Filter the entries and keep only the lines where the string "Area" appears.

Data entries:
===

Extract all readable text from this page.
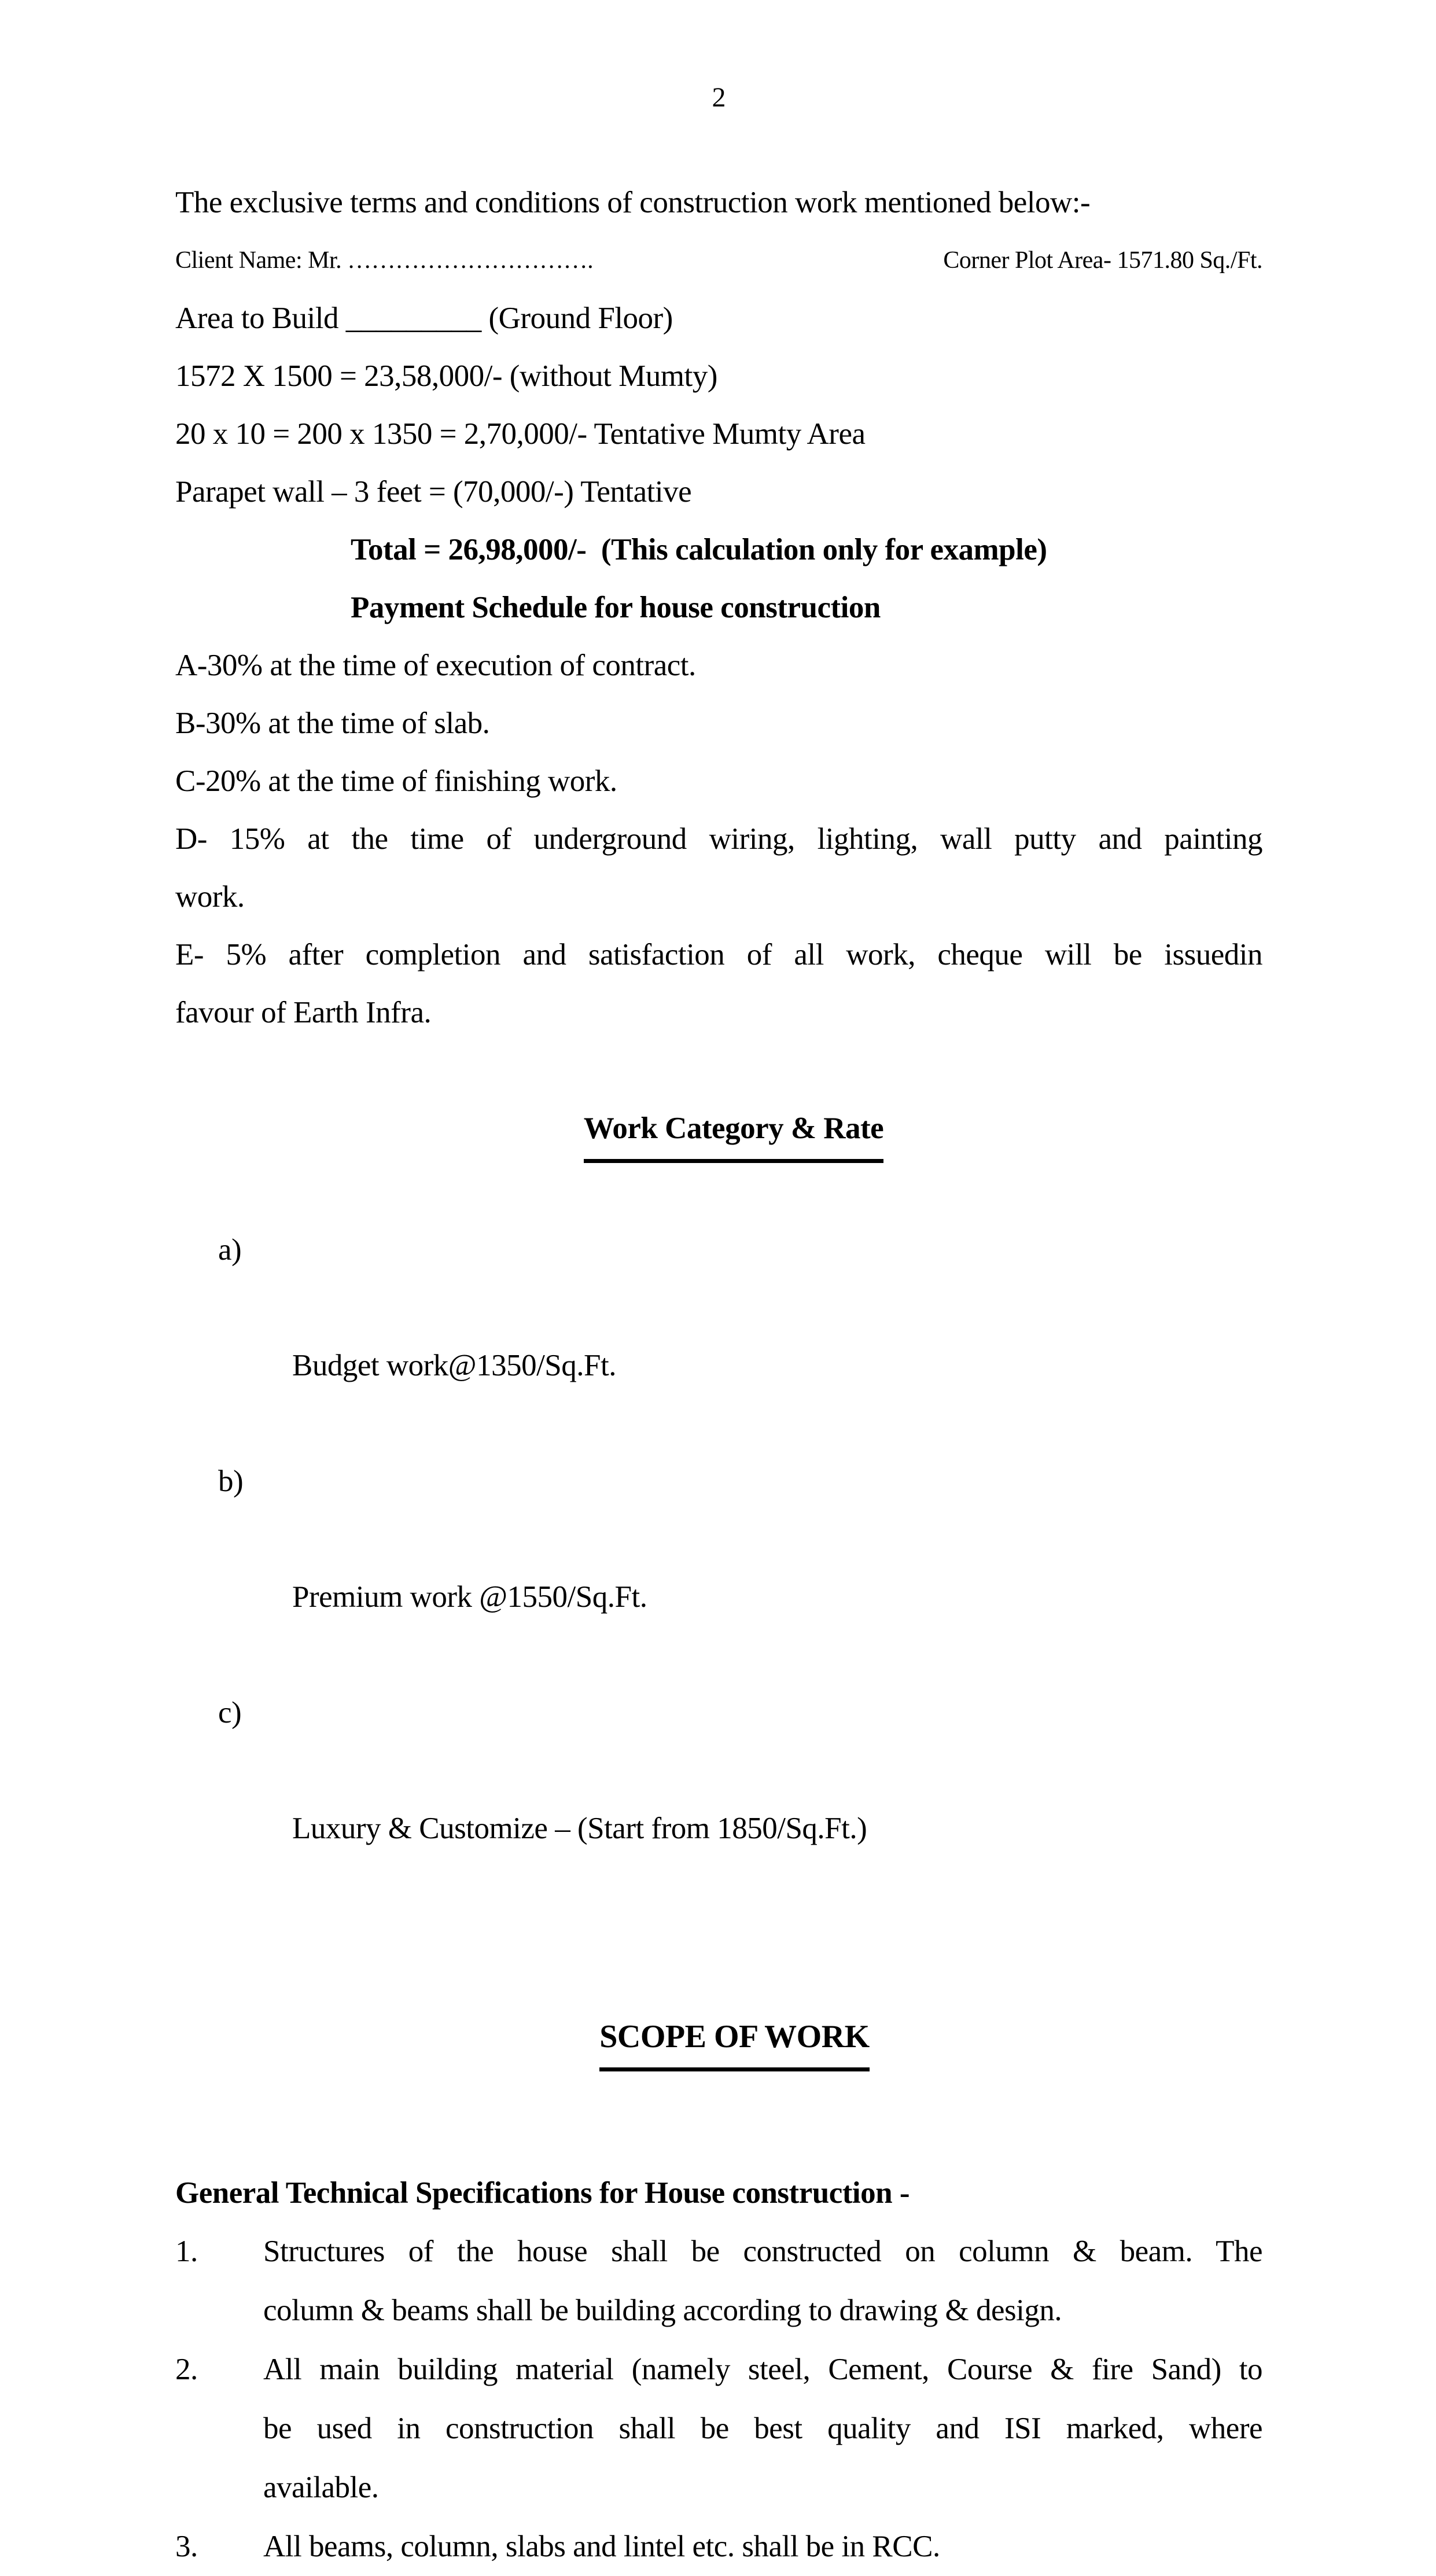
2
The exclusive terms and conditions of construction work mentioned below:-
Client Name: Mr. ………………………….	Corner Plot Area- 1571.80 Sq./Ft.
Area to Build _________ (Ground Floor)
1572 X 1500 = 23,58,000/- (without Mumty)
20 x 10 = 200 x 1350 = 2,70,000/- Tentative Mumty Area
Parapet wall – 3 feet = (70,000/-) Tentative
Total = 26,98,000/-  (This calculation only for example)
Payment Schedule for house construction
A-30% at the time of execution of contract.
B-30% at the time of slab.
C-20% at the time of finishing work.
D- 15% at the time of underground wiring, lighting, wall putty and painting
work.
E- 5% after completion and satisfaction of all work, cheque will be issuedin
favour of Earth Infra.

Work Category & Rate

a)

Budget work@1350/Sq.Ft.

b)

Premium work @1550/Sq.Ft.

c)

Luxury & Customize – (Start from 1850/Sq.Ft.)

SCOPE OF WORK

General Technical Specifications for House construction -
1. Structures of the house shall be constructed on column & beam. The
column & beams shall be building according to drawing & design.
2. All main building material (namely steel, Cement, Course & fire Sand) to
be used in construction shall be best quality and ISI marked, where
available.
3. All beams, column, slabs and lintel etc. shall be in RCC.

===

Response below:
Client Name: Mr. ………………………….	Corner Plot Area- 1571.80 Sq./Ft.
Area to Build _________ (Ground Floor)
20 x 10 = 200 x 1350 = 2,70,000/- Tentative Mumty Area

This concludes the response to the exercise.